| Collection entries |
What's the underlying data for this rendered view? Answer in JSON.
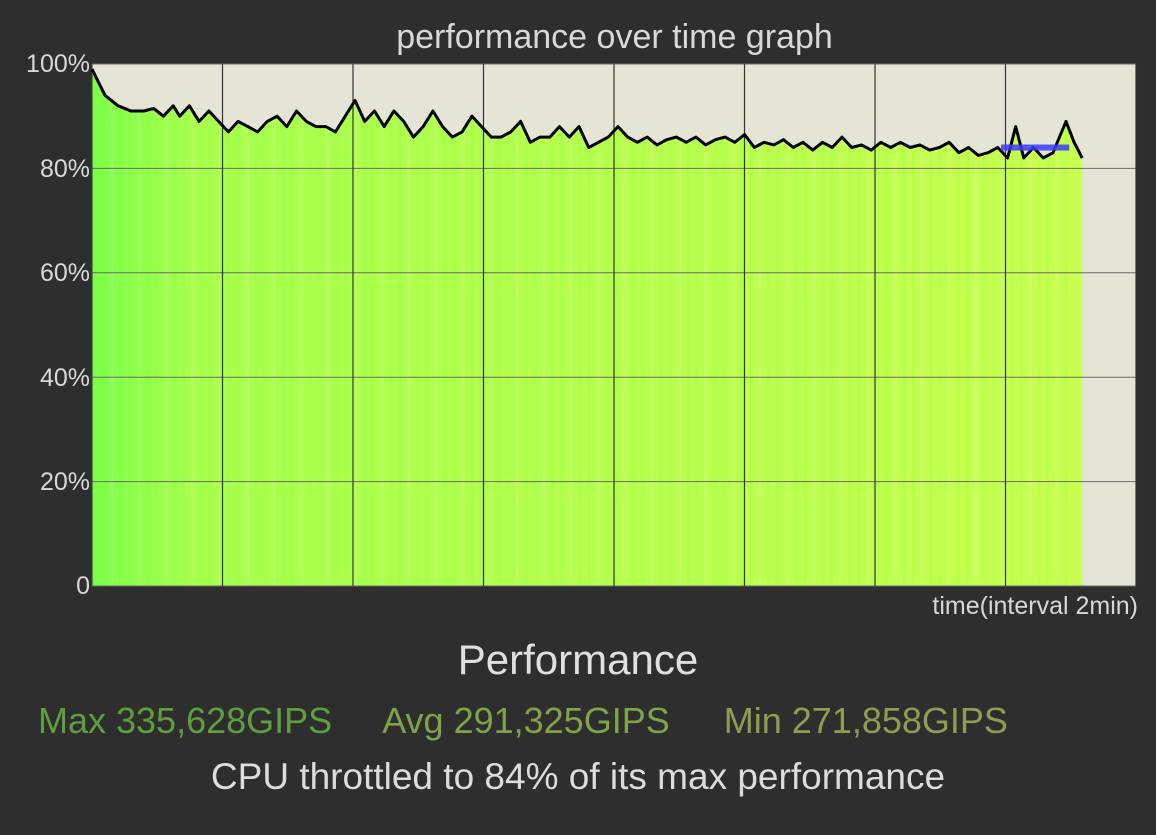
{
  "chart_data": {
    "type": "area",
    "title": "performance over time graph",
    "xlabel": "time(interval 2min)",
    "ylabel": "",
    "y_ticks": [
      "0",
      "20%",
      "40%",
      "60%",
      "80%",
      "100%"
    ],
    "ylim": [
      0,
      100
    ],
    "grid": true,
    "x_unit": "minutes",
    "x_range": [
      0,
      60
    ],
    "series": [
      {
        "values": [
          [
            0,
            99
          ],
          [
            0.8,
            94
          ],
          [
            1.6,
            92
          ],
          [
            2.4,
            91
          ],
          [
            3.2,
            91
          ],
          [
            3.8,
            91.5
          ],
          [
            4.4,
            90
          ],
          [
            5.0,
            92
          ],
          [
            5.4,
            90
          ],
          [
            6.0,
            92
          ],
          [
            6.6,
            89
          ],
          [
            7.2,
            91
          ],
          [
            7.8,
            89
          ],
          [
            8.4,
            87
          ],
          [
            9.0,
            89
          ],
          [
            9.6,
            88
          ],
          [
            10.2,
            87
          ],
          [
            10.8,
            89
          ],
          [
            11.4,
            90
          ],
          [
            12.0,
            88
          ],
          [
            12.6,
            91
          ],
          [
            13.2,
            89
          ],
          [
            13.8,
            88
          ],
          [
            14.4,
            88
          ],
          [
            15.0,
            87
          ],
          [
            15.6,
            90
          ],
          [
            16.2,
            93
          ],
          [
            16.8,
            89
          ],
          [
            17.4,
            91
          ],
          [
            18.0,
            88
          ],
          [
            18.6,
            91
          ],
          [
            19.2,
            89
          ],
          [
            19.8,
            86
          ],
          [
            20.4,
            88
          ],
          [
            21.0,
            91
          ],
          [
            21.6,
            88
          ],
          [
            22.2,
            86
          ],
          [
            22.8,
            87
          ],
          [
            23.4,
            90
          ],
          [
            24.0,
            88
          ],
          [
            24.6,
            86
          ],
          [
            25.2,
            86
          ],
          [
            25.8,
            87
          ],
          [
            26.4,
            89
          ],
          [
            27.0,
            85
          ],
          [
            27.6,
            86
          ],
          [
            28.2,
            86
          ],
          [
            28.8,
            88
          ],
          [
            29.4,
            86
          ],
          [
            30.0,
            88
          ],
          [
            30.6,
            84
          ],
          [
            31.2,
            85
          ],
          [
            31.8,
            86
          ],
          [
            32.4,
            88
          ],
          [
            33.0,
            86
          ],
          [
            33.6,
            85
          ],
          [
            34.2,
            86
          ],
          [
            34.8,
            84.5
          ],
          [
            35.4,
            85.5
          ],
          [
            36.0,
            86
          ],
          [
            36.6,
            85
          ],
          [
            37.2,
            86
          ],
          [
            37.8,
            84.5
          ],
          [
            38.4,
            85.5
          ],
          [
            39.0,
            86
          ],
          [
            39.6,
            85
          ],
          [
            40.2,
            86.5
          ],
          [
            40.8,
            84
          ],
          [
            41.4,
            85
          ],
          [
            42.0,
            84.5
          ],
          [
            42.6,
            85.5
          ],
          [
            43.2,
            84
          ],
          [
            43.8,
            85
          ],
          [
            44.4,
            83.5
          ],
          [
            45.0,
            85
          ],
          [
            45.6,
            84
          ],
          [
            46.2,
            86
          ],
          [
            46.8,
            84
          ],
          [
            47.4,
            84.5
          ],
          [
            48.0,
            83.5
          ],
          [
            48.6,
            85
          ],
          [
            49.2,
            84
          ],
          [
            49.8,
            85
          ],
          [
            50.4,
            84
          ],
          [
            51.0,
            84.5
          ],
          [
            51.6,
            83.5
          ],
          [
            52.2,
            84
          ],
          [
            52.8,
            85
          ],
          [
            53.4,
            83
          ],
          [
            54.0,
            84
          ],
          [
            54.6,
            82.5
          ],
          [
            55.2,
            83
          ],
          [
            55.8,
            84
          ],
          [
            56.4,
            82
          ],
          [
            56.9,
            88
          ],
          [
            57.4,
            82
          ],
          [
            58.0,
            84
          ],
          [
            58.6,
            82
          ],
          [
            59.2,
            83
          ],
          [
            59.6,
            86
          ],
          [
            60.0,
            89
          ],
          [
            60.5,
            85
          ],
          [
            61.0,
            82
          ]
        ]
      }
    ],
    "annotations": [
      {
        "type": "highlight",
        "x": [
          56,
          60.2
        ],
        "y": 84,
        "color": "#3a3aff"
      }
    ],
    "colors": {
      "background": "#2e2e2e",
      "plot_background": "#e5e5d6",
      "fill_start": "#7cff4a",
      "fill_end": "#c8ff50",
      "line": "#000000",
      "grid": "#6a6a6a"
    }
  },
  "performance": {
    "title": "Performance",
    "max": "Max 335,628GIPS",
    "avg": "Avg 291,325GIPS",
    "min": "Min 271,858GIPS",
    "summary": "CPU throttled to 84% of its max performance"
  }
}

| OBJECTIVE |
Which lines hold the word "time"? Copy each of them from the records.

| THE REPLY |
    "title": "performance over time graph",
    "xlabel": "time(interval 2min)",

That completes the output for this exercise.